- Problem requirements -
Return the records, each one exactly as written.

- Listed entries -
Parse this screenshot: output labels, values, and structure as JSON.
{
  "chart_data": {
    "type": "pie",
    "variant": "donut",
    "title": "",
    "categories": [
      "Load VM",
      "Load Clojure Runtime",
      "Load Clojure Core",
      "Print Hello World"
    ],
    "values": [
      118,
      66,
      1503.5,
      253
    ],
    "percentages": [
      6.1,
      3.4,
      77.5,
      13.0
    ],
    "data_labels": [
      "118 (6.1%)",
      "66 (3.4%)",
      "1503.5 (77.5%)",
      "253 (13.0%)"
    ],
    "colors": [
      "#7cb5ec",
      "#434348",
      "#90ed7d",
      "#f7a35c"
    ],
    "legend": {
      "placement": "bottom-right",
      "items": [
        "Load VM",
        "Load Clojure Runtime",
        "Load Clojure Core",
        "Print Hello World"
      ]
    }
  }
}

- Worked solution -
Parse this screenshot: output labels, values, and structure as JSON.
{
  "chart_data": {
    "type": "pie",
    "variant": "donut",
    "title": "",
    "categories": [
      "Load VM",
      "Load Clojure Runtime",
      "Load Clojure Core",
      "Print Hello World"
    ],
    "values": [
      118,
      66,
      1503.5,
      253
    ],
    "percentages": [
      6.1,
      3.4,
      77.5,
      13.0
    ],
    "data_labels": [
      "118 (6.1%)",
      "66 (3.4%)",
      "1503.5 (77.5%)",
      "253 (13.0%)"
    ],
    "colors": [
      "#7cb5ec",
      "#434348",
      "#90ed7d",
      "#f7a35c"
    ],
    "legend": {
      "placement": "bottom-right",
      "items": [
        "Load VM",
        "Load Clojure Runtime",
        "Load Clojure Core",
        "Print Hello World"
      ]
    }
  }
}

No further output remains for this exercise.